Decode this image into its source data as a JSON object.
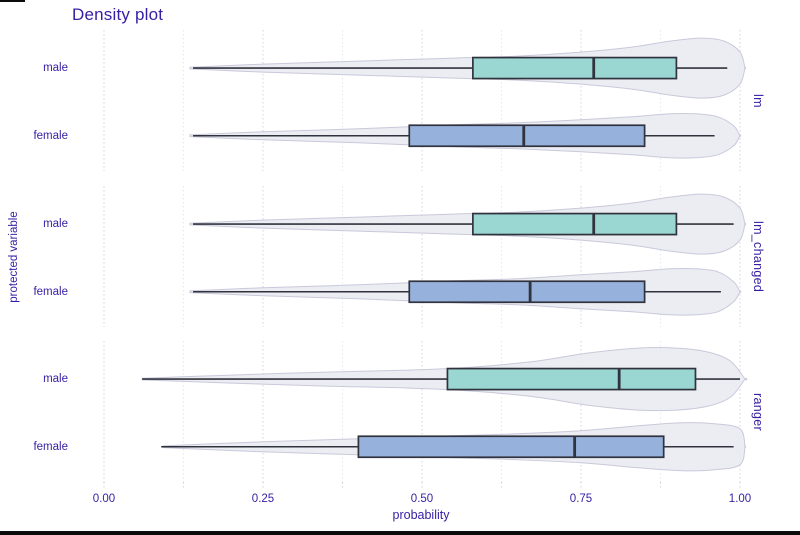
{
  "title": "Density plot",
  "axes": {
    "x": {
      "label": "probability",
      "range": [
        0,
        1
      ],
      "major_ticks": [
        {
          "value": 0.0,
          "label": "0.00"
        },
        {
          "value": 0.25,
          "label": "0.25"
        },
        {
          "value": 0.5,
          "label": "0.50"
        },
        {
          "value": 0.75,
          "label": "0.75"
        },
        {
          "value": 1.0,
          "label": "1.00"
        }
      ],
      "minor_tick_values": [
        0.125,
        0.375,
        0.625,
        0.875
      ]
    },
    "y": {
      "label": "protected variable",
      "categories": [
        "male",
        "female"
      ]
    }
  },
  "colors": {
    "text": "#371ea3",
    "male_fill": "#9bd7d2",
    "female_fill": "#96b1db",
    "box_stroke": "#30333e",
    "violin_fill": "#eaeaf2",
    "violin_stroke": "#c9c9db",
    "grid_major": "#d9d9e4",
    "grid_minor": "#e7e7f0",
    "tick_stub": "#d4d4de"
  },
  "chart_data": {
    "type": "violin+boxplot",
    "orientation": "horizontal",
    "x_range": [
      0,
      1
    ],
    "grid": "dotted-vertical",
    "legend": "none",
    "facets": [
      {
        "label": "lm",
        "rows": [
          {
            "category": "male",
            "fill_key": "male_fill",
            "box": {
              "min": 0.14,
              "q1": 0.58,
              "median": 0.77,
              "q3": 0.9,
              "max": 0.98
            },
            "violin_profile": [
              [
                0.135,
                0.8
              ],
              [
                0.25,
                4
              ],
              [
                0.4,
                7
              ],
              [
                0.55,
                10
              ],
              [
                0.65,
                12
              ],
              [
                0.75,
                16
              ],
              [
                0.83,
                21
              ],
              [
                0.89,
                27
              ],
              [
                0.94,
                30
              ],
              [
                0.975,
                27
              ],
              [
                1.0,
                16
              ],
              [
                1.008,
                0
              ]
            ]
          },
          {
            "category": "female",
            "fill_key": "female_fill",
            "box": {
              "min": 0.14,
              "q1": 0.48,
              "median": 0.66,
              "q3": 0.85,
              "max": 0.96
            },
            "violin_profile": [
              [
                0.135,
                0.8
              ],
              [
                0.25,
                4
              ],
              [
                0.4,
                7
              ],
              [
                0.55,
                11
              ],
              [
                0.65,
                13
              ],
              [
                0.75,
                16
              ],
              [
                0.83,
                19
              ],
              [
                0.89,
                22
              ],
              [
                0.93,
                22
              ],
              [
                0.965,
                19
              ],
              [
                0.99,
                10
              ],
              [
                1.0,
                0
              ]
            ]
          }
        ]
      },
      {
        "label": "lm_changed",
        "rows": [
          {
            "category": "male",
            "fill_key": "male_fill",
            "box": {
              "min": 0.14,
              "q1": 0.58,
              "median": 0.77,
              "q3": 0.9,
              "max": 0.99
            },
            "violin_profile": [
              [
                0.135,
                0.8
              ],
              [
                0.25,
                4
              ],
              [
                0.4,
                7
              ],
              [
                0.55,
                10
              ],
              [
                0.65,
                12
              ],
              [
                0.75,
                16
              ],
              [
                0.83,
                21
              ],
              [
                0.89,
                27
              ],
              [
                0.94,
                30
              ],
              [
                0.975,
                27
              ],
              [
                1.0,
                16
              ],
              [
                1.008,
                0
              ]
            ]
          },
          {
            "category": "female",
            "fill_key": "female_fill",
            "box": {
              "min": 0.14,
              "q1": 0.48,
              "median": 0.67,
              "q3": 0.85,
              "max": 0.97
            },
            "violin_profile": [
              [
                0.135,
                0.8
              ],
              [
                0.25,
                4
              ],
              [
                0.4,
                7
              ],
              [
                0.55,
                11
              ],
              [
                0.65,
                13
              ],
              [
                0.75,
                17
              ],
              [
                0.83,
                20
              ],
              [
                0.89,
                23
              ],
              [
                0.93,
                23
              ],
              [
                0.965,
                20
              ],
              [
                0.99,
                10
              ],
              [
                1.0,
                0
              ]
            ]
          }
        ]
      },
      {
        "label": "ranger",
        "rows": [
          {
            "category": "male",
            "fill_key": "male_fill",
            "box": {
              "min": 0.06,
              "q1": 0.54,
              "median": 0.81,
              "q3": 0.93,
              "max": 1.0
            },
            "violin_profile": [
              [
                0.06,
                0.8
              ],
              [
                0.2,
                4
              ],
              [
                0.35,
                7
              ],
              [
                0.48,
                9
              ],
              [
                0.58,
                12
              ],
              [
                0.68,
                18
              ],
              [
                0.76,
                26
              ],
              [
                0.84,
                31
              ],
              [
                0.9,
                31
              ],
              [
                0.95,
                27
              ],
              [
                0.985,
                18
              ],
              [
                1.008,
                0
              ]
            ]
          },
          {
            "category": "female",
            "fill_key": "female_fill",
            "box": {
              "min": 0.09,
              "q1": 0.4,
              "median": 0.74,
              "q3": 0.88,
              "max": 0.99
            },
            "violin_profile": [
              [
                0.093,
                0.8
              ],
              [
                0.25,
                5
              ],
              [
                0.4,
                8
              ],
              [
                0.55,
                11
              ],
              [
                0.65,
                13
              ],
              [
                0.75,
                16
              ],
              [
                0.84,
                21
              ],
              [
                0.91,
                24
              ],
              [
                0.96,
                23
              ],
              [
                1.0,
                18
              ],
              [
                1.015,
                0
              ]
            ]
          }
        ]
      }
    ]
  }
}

+++

The problem
In the copy, include all records verbatim but no images.

Output below
Decode this image into its source data as a JSON object.
{
  "title": "Density plot",
  "axes": {
    "x": {
      "label": "probability",
      "range": [
        0,
        1
      ],
      "major_ticks": [
        {
          "value": 0.0,
          "label": "0.00"
        },
        {
          "value": 0.25,
          "label": "0.25"
        },
        {
          "value": 0.5,
          "label": "0.50"
        },
        {
          "value": 0.75,
          "label": "0.75"
        },
        {
          "value": 1.0,
          "label": "1.00"
        }
      ],
      "minor_tick_values": [
        0.125,
        0.375,
        0.625,
        0.875
      ]
    },
    "y": {
      "label": "protected variable",
      "categories": [
        "male",
        "female"
      ]
    }
  },
  "colors": {
    "text": "#371ea3",
    "male_fill": "#9bd7d2",
    "female_fill": "#96b1db",
    "box_stroke": "#30333e",
    "violin_fill": "#eaeaf2",
    "violin_stroke": "#c9c9db",
    "grid_major": "#d9d9e4",
    "grid_minor": "#e7e7f0",
    "tick_stub": "#d4d4de"
  },
  "chart_data": {
    "type": "violin+boxplot",
    "orientation": "horizontal",
    "x_range": [
      0,
      1
    ],
    "grid": "dotted-vertical",
    "legend": "none",
    "facets": [
      {
        "label": "lm",
        "rows": [
          {
            "category": "male",
            "fill_key": "male_fill",
            "box": {
              "min": 0.14,
              "q1": 0.58,
              "median": 0.77,
              "q3": 0.9,
              "max": 0.98
            },
            "violin_profile": [
              [
                0.135,
                0.8
              ],
              [
                0.25,
                4
              ],
              [
                0.4,
                7
              ],
              [
                0.55,
                10
              ],
              [
                0.65,
                12
              ],
              [
                0.75,
                16
              ],
              [
                0.83,
                21
              ],
              [
                0.89,
                27
              ],
              [
                0.94,
                30
              ],
              [
                0.975,
                27
              ],
              [
                1.0,
                16
              ],
              [
                1.008,
                0
              ]
            ]
          },
          {
            "category": "female",
            "fill_key": "female_fill",
            "box": {
              "min": 0.14,
              "q1": 0.48,
              "median": 0.66,
              "q3": 0.85,
              "max": 0.96
            },
            "violin_profile": [
              [
                0.135,
                0.8
              ],
              [
                0.25,
                4
              ],
              [
                0.4,
                7
              ],
              [
                0.55,
                11
              ],
              [
                0.65,
                13
              ],
              [
                0.75,
                16
              ],
              [
                0.83,
                19
              ],
              [
                0.89,
                22
              ],
              [
                0.93,
                22
              ],
              [
                0.965,
                19
              ],
              [
                0.99,
                10
              ],
              [
                1.0,
                0
              ]
            ]
          }
        ]
      },
      {
        "label": "lm_changed",
        "rows": [
          {
            "category": "male",
            "fill_key": "male_fill",
            "box": {
              "min": 0.14,
              "q1": 0.58,
              "median": 0.77,
              "q3": 0.9,
              "max": 0.99
            },
            "violin_profile": [
              [
                0.135,
                0.8
              ],
              [
                0.25,
                4
              ],
              [
                0.4,
                7
              ],
              [
                0.55,
                10
              ],
              [
                0.65,
                12
              ],
              [
                0.75,
                16
              ],
              [
                0.83,
                21
              ],
              [
                0.89,
                27
              ],
              [
                0.94,
                30
              ],
              [
                0.975,
                27
              ],
              [
                1.0,
                16
              ],
              [
                1.008,
                0
              ]
            ]
          },
          {
            "category": "female",
            "fill_key": "female_fill",
            "box": {
              "min": 0.14,
              "q1": 0.48,
              "median": 0.67,
              "q3": 0.85,
              "max": 0.97
            },
            "violin_profile": [
              [
                0.135,
                0.8
              ],
              [
                0.25,
                4
              ],
              [
                0.4,
                7
              ],
              [
                0.55,
                11
              ],
              [
                0.65,
                13
              ],
              [
                0.75,
                17
              ],
              [
                0.83,
                20
              ],
              [
                0.89,
                23
              ],
              [
                0.93,
                23
              ],
              [
                0.965,
                20
              ],
              [
                0.99,
                10
              ],
              [
                1.0,
                0
              ]
            ]
          }
        ]
      },
      {
        "label": "ranger",
        "rows": [
          {
            "category": "male",
            "fill_key": "male_fill",
            "box": {
              "min": 0.06,
              "q1": 0.54,
              "median": 0.81,
              "q3": 0.93,
              "max": 1.0
            },
            "violin_profile": [
              [
                0.06,
                0.8
              ],
              [
                0.2,
                4
              ],
              [
                0.35,
                7
              ],
              [
                0.48,
                9
              ],
              [
                0.58,
                12
              ],
              [
                0.68,
                18
              ],
              [
                0.76,
                26
              ],
              [
                0.84,
                31
              ],
              [
                0.9,
                31
              ],
              [
                0.95,
                27
              ],
              [
                0.985,
                18
              ],
              [
                1.008,
                0
              ]
            ]
          },
          {
            "category": "female",
            "fill_key": "female_fill",
            "box": {
              "min": 0.09,
              "q1": 0.4,
              "median": 0.74,
              "q3": 0.88,
              "max": 0.99
            },
            "violin_profile": [
              [
                0.093,
                0.8
              ],
              [
                0.25,
                5
              ],
              [
                0.4,
                8
              ],
              [
                0.55,
                11
              ],
              [
                0.65,
                13
              ],
              [
                0.75,
                16
              ],
              [
                0.84,
                21
              ],
              [
                0.91,
                24
              ],
              [
                0.96,
                23
              ],
              [
                1.0,
                18
              ],
              [
                1.015,
                0
              ]
            ]
          }
        ]
      }
    ]
  }
}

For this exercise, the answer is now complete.